• **RECORDS TO PROCESS**:

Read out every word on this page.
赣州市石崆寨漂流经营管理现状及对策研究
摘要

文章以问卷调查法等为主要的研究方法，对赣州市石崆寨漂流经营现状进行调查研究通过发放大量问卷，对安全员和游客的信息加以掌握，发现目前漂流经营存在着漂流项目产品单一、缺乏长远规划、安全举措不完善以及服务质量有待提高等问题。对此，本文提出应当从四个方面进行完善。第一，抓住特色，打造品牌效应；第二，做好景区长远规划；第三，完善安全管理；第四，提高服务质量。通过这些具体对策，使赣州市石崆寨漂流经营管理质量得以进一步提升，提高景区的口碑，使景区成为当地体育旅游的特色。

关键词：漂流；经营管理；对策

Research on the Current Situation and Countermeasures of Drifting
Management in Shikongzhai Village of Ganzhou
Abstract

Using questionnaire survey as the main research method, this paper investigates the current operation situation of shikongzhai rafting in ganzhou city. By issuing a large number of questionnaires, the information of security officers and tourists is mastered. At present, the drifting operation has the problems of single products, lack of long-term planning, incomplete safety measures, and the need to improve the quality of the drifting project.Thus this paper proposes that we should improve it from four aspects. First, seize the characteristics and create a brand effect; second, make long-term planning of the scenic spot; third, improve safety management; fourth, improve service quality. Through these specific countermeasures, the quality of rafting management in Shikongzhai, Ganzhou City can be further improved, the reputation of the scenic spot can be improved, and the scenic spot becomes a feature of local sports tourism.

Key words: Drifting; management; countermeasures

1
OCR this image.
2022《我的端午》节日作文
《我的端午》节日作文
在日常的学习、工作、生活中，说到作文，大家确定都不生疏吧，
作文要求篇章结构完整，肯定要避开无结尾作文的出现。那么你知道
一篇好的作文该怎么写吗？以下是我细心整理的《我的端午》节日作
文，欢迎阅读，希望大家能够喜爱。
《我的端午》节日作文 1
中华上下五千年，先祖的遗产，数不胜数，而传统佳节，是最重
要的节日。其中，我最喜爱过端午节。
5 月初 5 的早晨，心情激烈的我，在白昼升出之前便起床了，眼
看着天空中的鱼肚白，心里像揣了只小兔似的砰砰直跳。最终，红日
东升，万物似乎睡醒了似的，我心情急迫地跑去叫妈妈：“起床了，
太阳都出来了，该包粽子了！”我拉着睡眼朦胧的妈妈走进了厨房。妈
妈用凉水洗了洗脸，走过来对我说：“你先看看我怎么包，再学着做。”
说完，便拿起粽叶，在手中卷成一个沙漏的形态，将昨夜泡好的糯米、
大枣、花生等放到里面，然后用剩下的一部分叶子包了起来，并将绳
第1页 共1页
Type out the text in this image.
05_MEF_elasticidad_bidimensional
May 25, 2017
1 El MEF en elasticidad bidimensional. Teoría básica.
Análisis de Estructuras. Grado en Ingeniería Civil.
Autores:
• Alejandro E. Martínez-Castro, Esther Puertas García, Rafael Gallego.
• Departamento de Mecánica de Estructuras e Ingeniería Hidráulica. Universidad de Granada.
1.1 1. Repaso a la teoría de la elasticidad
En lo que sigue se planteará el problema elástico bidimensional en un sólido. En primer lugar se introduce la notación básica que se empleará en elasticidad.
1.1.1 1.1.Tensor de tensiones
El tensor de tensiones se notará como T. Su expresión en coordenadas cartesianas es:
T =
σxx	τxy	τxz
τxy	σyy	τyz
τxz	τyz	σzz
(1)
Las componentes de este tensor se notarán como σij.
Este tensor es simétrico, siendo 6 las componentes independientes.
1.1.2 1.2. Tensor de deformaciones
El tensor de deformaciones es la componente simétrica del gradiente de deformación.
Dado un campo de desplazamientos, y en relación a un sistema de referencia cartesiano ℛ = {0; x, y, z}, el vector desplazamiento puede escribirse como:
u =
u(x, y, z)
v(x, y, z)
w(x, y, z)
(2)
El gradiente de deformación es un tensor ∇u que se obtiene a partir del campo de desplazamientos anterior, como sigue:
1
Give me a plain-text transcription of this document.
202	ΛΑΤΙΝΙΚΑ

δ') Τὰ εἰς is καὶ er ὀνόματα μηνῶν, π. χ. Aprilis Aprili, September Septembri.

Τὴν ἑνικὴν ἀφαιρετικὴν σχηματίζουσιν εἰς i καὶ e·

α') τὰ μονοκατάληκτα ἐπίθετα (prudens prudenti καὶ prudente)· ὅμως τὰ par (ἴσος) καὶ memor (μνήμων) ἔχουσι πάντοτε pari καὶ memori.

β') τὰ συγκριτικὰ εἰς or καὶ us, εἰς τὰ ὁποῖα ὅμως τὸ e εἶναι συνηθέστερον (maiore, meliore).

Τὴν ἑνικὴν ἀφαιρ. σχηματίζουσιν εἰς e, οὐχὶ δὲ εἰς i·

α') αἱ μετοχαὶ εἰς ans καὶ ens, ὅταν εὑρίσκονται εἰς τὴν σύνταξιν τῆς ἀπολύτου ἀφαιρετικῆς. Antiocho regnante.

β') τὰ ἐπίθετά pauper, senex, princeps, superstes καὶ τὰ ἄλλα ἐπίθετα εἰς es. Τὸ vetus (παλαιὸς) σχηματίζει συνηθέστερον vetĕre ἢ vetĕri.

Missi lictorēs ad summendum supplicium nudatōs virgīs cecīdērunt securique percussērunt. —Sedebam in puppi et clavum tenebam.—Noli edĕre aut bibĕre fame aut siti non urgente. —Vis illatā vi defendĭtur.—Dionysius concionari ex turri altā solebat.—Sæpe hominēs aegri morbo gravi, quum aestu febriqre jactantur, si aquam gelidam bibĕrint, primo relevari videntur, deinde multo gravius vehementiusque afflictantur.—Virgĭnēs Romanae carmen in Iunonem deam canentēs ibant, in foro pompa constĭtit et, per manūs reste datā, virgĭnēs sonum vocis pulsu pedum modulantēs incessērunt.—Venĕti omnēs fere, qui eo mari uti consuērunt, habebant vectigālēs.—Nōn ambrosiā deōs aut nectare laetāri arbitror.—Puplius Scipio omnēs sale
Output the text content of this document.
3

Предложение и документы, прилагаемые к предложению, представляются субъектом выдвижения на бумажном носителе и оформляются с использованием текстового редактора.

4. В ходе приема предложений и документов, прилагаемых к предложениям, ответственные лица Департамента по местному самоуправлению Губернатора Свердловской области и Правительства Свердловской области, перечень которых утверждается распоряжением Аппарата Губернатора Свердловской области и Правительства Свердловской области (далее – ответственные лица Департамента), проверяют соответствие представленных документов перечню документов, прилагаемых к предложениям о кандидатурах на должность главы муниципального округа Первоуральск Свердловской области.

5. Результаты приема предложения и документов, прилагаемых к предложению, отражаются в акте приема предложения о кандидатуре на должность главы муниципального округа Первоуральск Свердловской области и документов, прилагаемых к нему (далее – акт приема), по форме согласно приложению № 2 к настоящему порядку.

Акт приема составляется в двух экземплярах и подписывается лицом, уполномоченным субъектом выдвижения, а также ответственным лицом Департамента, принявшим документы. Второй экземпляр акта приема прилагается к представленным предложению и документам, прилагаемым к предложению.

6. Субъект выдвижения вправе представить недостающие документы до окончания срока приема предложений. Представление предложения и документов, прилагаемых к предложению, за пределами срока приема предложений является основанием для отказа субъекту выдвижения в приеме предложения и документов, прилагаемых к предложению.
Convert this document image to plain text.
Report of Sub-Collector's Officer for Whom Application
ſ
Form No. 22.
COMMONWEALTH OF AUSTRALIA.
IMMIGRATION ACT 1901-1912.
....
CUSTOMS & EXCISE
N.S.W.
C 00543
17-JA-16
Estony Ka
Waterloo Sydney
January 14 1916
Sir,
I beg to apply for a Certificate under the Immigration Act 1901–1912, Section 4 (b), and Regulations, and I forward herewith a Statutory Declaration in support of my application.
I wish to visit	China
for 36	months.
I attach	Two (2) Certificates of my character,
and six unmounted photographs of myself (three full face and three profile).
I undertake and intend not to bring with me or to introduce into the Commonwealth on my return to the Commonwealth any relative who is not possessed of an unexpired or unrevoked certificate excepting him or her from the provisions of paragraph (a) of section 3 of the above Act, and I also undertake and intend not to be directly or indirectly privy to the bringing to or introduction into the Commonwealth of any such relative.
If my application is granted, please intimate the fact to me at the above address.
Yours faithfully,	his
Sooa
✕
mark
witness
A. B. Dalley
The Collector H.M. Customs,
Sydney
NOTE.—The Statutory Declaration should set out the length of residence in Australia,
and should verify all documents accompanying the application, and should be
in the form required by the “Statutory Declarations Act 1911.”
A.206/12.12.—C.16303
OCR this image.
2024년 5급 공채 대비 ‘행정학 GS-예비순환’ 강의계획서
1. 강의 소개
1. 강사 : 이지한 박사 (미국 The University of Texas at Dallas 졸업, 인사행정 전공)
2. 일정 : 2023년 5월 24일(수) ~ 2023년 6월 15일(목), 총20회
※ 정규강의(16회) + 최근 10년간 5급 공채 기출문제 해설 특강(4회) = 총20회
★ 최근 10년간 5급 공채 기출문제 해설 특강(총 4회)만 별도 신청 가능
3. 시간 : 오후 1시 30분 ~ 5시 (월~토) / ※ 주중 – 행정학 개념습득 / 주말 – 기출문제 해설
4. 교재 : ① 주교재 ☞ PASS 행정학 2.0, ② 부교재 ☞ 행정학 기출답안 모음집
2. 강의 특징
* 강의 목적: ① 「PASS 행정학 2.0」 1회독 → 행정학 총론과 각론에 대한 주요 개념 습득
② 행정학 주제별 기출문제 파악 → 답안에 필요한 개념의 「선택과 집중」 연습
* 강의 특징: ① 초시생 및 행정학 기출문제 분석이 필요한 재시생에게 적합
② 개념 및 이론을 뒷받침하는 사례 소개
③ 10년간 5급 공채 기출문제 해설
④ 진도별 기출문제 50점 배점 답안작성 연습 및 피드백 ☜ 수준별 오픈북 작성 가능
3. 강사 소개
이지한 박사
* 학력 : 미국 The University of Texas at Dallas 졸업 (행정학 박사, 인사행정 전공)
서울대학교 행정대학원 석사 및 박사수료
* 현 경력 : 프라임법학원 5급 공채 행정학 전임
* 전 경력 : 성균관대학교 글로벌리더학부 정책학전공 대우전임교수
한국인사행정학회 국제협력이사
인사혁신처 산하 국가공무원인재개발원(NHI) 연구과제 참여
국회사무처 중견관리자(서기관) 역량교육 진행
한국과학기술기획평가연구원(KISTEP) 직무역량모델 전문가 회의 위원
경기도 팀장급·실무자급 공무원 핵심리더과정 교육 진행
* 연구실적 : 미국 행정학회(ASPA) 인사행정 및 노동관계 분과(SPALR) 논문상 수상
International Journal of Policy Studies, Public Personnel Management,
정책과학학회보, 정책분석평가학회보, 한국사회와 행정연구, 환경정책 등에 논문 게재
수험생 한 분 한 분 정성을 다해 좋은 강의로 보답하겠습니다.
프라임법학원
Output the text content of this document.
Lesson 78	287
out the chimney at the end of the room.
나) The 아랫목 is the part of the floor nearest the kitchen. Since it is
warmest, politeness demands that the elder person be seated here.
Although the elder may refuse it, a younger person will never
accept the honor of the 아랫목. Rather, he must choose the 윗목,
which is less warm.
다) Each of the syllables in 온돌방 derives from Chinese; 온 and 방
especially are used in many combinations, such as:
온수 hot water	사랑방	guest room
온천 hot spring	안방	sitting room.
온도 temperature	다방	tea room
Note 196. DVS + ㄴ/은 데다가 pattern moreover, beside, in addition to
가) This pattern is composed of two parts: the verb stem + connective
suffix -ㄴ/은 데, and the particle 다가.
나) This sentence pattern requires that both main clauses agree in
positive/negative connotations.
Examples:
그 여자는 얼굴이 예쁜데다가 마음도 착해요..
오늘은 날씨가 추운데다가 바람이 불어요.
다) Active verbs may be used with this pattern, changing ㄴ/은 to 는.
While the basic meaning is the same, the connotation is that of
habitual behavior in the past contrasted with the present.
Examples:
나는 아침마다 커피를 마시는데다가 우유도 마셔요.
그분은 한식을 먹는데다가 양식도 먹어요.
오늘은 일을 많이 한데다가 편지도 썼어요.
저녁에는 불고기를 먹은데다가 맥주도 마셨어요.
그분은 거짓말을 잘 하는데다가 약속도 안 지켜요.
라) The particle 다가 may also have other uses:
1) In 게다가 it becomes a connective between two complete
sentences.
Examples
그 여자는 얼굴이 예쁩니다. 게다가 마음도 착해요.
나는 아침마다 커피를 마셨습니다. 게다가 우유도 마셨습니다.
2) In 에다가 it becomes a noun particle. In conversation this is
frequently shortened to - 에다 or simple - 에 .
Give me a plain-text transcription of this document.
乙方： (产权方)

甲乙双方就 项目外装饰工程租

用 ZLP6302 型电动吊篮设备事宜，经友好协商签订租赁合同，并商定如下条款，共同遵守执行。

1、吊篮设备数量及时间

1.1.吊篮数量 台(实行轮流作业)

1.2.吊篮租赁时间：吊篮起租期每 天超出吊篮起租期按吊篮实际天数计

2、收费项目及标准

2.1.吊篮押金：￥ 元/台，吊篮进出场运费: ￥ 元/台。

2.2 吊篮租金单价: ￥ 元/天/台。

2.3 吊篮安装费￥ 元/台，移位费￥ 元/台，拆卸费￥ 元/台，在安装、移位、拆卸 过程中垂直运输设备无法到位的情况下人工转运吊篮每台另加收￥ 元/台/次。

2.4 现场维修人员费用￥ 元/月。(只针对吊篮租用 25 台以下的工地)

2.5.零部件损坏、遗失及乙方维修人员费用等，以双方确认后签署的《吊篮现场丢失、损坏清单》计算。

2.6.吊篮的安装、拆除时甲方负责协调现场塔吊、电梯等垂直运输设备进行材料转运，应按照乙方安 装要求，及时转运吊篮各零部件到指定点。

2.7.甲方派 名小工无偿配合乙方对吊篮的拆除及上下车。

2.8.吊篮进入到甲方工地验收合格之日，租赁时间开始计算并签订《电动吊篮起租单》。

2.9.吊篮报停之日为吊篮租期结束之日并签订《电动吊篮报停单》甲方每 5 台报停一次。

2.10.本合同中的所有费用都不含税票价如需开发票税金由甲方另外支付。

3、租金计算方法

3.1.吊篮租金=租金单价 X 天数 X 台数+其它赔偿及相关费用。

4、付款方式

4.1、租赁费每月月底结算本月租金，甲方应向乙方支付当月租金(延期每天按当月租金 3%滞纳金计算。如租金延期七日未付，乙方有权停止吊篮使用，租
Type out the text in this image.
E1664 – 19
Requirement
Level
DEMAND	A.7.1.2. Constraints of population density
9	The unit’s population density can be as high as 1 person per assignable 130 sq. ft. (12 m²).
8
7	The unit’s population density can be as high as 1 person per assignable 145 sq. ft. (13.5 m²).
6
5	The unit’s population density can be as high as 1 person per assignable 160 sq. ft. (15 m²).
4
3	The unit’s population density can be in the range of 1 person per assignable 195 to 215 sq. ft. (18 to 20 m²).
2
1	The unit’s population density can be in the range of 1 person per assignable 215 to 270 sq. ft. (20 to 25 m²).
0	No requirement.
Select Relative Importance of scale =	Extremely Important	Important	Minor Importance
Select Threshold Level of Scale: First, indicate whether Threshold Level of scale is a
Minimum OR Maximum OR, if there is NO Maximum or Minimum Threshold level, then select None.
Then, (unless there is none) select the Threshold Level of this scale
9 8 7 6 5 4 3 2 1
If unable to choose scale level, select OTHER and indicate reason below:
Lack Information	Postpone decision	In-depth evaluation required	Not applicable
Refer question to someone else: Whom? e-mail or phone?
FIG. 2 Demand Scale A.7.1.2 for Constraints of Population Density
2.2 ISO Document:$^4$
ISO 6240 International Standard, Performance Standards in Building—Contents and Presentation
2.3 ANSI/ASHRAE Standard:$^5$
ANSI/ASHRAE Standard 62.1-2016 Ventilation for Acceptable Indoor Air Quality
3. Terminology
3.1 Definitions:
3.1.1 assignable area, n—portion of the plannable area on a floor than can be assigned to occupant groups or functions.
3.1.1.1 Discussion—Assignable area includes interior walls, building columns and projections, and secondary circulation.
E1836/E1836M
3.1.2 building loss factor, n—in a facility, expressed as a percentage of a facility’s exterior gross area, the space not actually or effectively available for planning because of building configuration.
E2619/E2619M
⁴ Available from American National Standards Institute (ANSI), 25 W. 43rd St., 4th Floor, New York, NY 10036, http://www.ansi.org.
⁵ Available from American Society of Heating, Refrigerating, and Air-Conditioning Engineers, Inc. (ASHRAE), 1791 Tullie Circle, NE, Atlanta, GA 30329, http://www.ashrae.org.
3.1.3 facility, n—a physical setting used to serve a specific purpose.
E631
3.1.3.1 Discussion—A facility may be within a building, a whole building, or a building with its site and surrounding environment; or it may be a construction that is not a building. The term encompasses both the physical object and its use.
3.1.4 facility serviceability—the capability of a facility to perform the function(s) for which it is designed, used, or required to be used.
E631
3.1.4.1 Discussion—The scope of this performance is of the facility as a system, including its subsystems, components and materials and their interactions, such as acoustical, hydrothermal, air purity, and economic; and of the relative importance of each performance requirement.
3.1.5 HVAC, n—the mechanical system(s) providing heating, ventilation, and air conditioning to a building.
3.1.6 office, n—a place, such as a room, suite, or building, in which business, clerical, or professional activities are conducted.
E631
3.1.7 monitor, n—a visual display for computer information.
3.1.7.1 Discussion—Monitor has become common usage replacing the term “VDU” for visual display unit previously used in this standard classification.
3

• **REQUIRED WORK**: Look through the material above. Copy each line where the word "Standards" appears.

• **RESPONSE**:
ISO 6240 International Standard, Performance Standards in Building—Contents and Presentation
⁴ Available from American National Standards Institute (ANSI), 25 W. 43rd St., 4th Floor, New York, NY 10036, http://www.ansi.org.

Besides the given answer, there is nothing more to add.